■ What to produce: The records below must be retyped exactly.

Dataset rows about figures:
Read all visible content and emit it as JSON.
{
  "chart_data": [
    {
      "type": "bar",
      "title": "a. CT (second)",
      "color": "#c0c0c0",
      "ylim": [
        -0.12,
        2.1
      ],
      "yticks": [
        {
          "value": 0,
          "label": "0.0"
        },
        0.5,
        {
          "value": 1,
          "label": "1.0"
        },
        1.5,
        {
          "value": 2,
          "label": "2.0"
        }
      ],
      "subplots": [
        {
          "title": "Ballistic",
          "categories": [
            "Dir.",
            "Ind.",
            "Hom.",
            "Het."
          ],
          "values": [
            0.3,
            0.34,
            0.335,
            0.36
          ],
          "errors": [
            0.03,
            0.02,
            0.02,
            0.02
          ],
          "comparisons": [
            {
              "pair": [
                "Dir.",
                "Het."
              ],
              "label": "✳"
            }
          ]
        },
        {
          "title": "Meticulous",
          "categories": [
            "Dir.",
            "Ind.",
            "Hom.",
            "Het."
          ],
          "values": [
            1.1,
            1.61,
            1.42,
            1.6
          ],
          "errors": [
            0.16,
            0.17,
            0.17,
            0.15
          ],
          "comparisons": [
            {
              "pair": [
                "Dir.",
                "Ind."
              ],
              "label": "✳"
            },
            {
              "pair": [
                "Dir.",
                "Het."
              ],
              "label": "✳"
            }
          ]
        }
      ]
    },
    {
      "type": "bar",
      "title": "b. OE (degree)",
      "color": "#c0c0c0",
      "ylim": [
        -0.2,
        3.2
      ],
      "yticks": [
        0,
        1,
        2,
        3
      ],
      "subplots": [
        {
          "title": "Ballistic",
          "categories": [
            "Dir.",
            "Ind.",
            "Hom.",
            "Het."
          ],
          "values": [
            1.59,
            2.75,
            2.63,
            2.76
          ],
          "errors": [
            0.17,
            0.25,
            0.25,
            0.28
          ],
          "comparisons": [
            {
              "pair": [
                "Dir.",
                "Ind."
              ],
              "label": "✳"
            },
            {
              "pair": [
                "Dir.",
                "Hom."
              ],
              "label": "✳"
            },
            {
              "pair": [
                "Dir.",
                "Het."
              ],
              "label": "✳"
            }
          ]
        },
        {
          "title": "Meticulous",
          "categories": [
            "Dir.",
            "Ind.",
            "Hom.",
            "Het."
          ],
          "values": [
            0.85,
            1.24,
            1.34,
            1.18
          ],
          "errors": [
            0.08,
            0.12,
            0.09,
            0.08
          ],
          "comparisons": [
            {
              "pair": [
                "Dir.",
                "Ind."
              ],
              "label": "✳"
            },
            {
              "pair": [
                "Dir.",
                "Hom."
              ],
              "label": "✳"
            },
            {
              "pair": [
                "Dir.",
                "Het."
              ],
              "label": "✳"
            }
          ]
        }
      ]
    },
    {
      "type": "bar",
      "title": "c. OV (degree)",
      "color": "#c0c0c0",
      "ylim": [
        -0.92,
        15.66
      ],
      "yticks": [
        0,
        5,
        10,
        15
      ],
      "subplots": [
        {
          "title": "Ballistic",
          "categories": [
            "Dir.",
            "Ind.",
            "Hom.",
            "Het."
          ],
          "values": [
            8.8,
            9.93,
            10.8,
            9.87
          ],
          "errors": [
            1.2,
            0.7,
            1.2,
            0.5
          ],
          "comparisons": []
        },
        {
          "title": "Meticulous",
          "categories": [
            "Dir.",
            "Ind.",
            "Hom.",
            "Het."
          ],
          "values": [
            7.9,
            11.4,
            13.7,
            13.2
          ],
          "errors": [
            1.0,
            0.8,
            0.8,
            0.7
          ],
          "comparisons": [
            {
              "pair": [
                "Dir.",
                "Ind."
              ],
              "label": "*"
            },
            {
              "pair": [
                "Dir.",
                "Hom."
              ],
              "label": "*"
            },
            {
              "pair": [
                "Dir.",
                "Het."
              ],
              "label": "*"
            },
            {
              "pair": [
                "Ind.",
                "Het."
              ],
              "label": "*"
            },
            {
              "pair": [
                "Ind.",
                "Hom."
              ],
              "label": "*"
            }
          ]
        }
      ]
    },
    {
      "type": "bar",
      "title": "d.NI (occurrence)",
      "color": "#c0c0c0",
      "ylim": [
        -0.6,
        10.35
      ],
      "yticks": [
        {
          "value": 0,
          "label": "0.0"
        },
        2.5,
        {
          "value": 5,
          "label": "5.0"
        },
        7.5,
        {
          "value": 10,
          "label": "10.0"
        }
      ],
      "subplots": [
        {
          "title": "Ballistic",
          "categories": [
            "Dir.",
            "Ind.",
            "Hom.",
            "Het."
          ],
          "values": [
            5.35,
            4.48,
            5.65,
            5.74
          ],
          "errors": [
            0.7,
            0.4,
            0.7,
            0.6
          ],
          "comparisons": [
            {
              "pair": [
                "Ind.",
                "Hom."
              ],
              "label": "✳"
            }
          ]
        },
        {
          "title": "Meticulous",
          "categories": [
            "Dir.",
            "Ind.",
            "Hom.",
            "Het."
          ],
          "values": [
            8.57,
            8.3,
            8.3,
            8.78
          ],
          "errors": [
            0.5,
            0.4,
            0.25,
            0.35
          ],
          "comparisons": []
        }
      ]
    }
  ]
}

■ Full solution:
Read all visible content and emit it as JSON.
{
  "chart_data": [
    {
      "type": "bar",
      "title": "a. CT (second)",
      "color": "#c0c0c0",
      "ylim": [
        -0.12,
        2.1
      ],
      "yticks": [
        {
          "value": 0,
          "label": "0.0"
        },
        0.5,
        {
          "value": 1,
          "label": "1.0"
        },
        1.5,
        {
          "value": 2,
          "label": "2.0"
        }
      ],
      "subplots": [
        {
          "title": "Ballistic",
          "categories": [
            "Dir.",
            "Ind.",
            "Hom.",
            "Het."
          ],
          "values": [
            0.3,
            0.34,
            0.335,
            0.36
          ],
          "errors": [
            0.03,
            0.02,
            0.02,
            0.02
          ],
          "comparisons": [
            {
              "pair": [
                "Dir.",
                "Het."
              ],
              "label": "✳"
            }
          ]
        },
        {
          "title": "Meticulous",
          "categories": [
            "Dir.",
            "Ind.",
            "Hom.",
            "Het."
          ],
          "values": [
            1.1,
            1.61,
            1.42,
            1.6
          ],
          "errors": [
            0.16,
            0.17,
            0.17,
            0.15
          ],
          "comparisons": [
            {
              "pair": [
                "Dir.",
                "Ind."
              ],
              "label": "✳"
            },
            {
              "pair": [
                "Dir.",
                "Het."
              ],
              "label": "✳"
            }
          ]
        }
      ]
    },
    {
      "type": "bar",
      "title": "b. OE (degree)",
      "color": "#c0c0c0",
      "ylim": [
        -0.2,
        3.2
      ],
      "yticks": [
        0,
        1,
        2,
        3
      ],
      "subplots": [
        {
          "title": "Ballistic",
          "categories": [
            "Dir.",
            "Ind.",
            "Hom.",
            "Het."
          ],
          "values": [
            1.59,
            2.75,
            2.63,
            2.76
          ],
          "errors": [
            0.17,
            0.25,
            0.25,
            0.28
          ],
          "comparisons": [
            {
              "pair": [
                "Dir.",
                "Ind."
              ],
              "label": "✳"
            },
            {
              "pair": [
                "Dir.",
                "Hom."
              ],
              "label": "✳"
            },
            {
              "pair": [
                "Dir.",
                "Het."
              ],
              "label": "✳"
            }
          ]
        },
        {
          "title": "Meticulous",
          "categories": [
            "Dir.",
            "Ind.",
            "Hom.",
            "Het."
          ],
          "values": [
            0.85,
            1.24,
            1.34,
            1.18
          ],
          "errors": [
            0.08,
            0.12,
            0.09,
            0.08
          ],
          "comparisons": [
            {
              "pair": [
                "Dir.",
                "Ind."
              ],
              "label": "✳"
            },
            {
              "pair": [
                "Dir.",
                "Hom."
              ],
              "label": "✳"
            },
            {
              "pair": [
                "Dir.",
                "Het."
              ],
              "label": "✳"
            }
          ]
        }
      ]
    },
    {
      "type": "bar",
      "title": "c. OV (degree)",
      "color": "#c0c0c0",
      "ylim": [
        -0.92,
        15.66
      ],
      "yticks": [
        0,
        5,
        10,
        15
      ],
      "subplots": [
        {
          "title": "Ballistic",
          "categories": [
            "Dir.",
            "Ind.",
            "Hom.",
            "Het."
          ],
          "values": [
            8.8,
            9.93,
            10.8,
            9.87
          ],
          "errors": [
            1.2,
            0.7,
            1.2,
            0.5
          ],
          "comparisons": []
        },
        {
          "title": "Meticulous",
          "categories": [
            "Dir.",
            "Ind.",
            "Hom.",
            "Het."
          ],
          "values": [
            7.9,
            11.4,
            13.7,
            13.2
          ],
          "errors": [
            1.0,
            0.8,
            0.8,
            0.7
          ],
          "comparisons": [
            {
              "pair": [
                "Dir.",
                "Ind."
              ],
              "label": "*"
            },
            {
              "pair": [
                "Dir.",
                "Hom."
              ],
              "label": "*"
            },
            {
              "pair": [
                "Dir.",
                "Het."
              ],
              "label": "*"
            },
            {
              "pair": [
                "Ind.",
                "Het."
              ],
              "label": "*"
            },
            {
              "pair": [
                "Ind.",
                "Hom."
              ],
              "label": "*"
            }
          ]
        }
      ]
    },
    {
      "type": "bar",
      "title": "d.NI (occurrence)",
      "color": "#c0c0c0",
      "ylim": [
        -0.6,
        10.35
      ],
      "yticks": [
        {
          "value": 0,
          "label": "0.0"
        },
        2.5,
        {
          "value": 5,
          "label": "5.0"
        },
        7.5,
        {
          "value": 10,
          "label": "10.0"
        }
      ],
      "subplots": [
        {
          "title": "Ballistic",
          "categories": [
            "Dir.",
            "Ind.",
            "Hom.",
            "Het."
          ],
          "values": [
            5.35,
            4.48,
            5.65,
            5.74
          ],
          "errors": [
            0.7,
            0.4,
            0.7,
            0.6
          ],
          "comparisons": [
            {
              "pair": [
                "Ind.",
                "Hom."
              ],
              "label": "✳"
            }
          ]
        },
        {
          "title": "Meticulous",
          "categories": [
            "Dir.",
            "Ind.",
            "Hom.",
            "Het."
          ],
          "values": [
            8.57,
            8.3,
            8.3,
            8.78
          ],
          "errors": [
            0.5,
            0.4,
            0.25,
            0.35
          ],
          "comparisons": []
        }
      ]
    }
  ]
}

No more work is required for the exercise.